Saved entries
#####
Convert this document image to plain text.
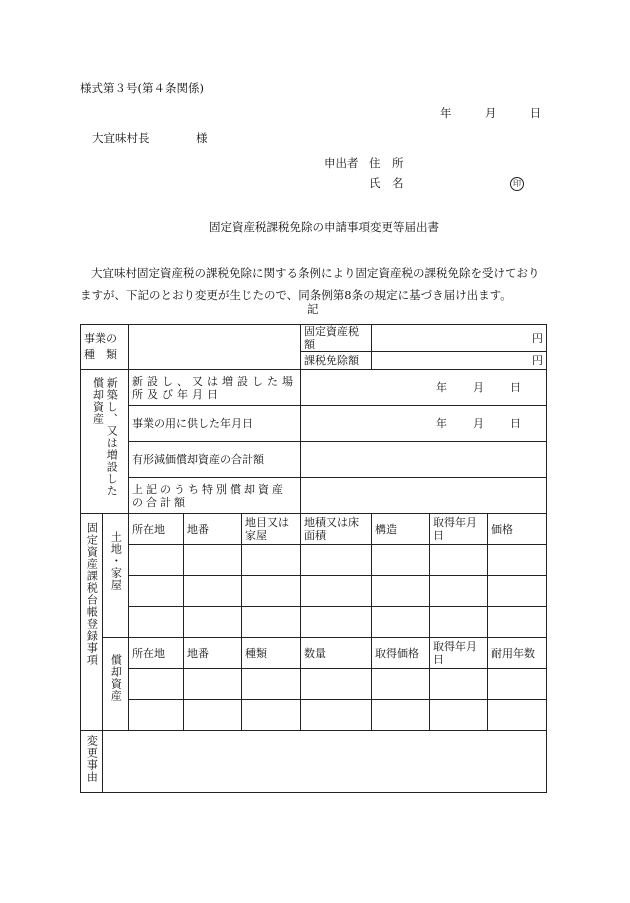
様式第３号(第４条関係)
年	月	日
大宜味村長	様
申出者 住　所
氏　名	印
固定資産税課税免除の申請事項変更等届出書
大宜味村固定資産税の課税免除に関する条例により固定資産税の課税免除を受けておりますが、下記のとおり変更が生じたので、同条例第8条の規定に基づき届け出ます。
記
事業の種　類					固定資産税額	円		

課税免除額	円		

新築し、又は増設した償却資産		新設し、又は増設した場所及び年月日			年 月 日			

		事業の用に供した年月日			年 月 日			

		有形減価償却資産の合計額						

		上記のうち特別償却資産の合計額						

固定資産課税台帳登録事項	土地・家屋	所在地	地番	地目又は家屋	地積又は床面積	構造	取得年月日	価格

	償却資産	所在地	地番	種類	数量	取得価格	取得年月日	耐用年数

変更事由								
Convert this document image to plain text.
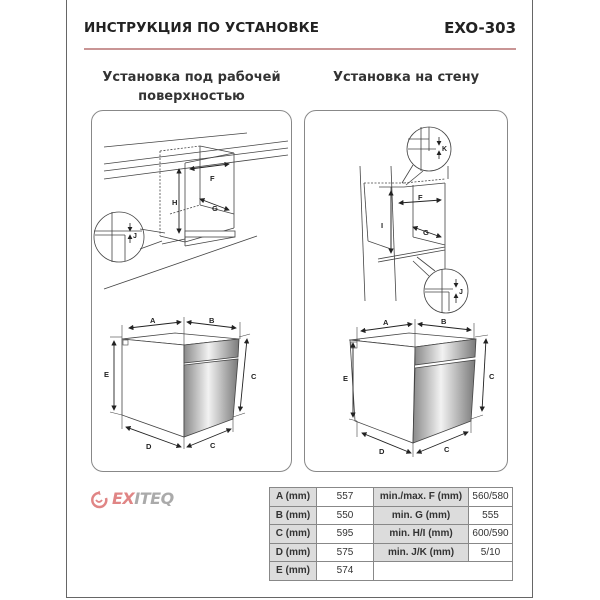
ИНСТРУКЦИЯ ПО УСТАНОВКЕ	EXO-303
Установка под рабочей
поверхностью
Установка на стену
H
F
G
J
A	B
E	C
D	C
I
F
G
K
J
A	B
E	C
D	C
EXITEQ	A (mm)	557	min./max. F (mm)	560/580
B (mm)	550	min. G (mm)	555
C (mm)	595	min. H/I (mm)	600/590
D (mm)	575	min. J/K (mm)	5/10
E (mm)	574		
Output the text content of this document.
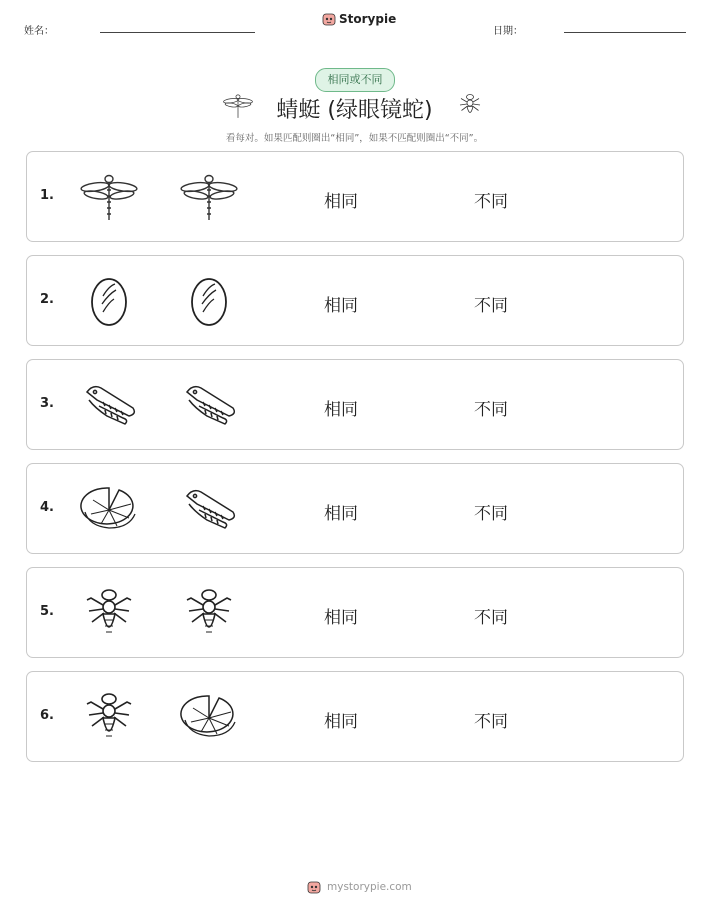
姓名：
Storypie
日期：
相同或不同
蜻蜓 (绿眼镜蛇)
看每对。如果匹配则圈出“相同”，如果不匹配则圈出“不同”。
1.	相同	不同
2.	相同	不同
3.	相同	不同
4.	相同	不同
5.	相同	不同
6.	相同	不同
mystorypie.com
#####
Check each line of the records above for the word "取得年月日", then give the number of lines that have it, with no other words.

| ANSWER |
2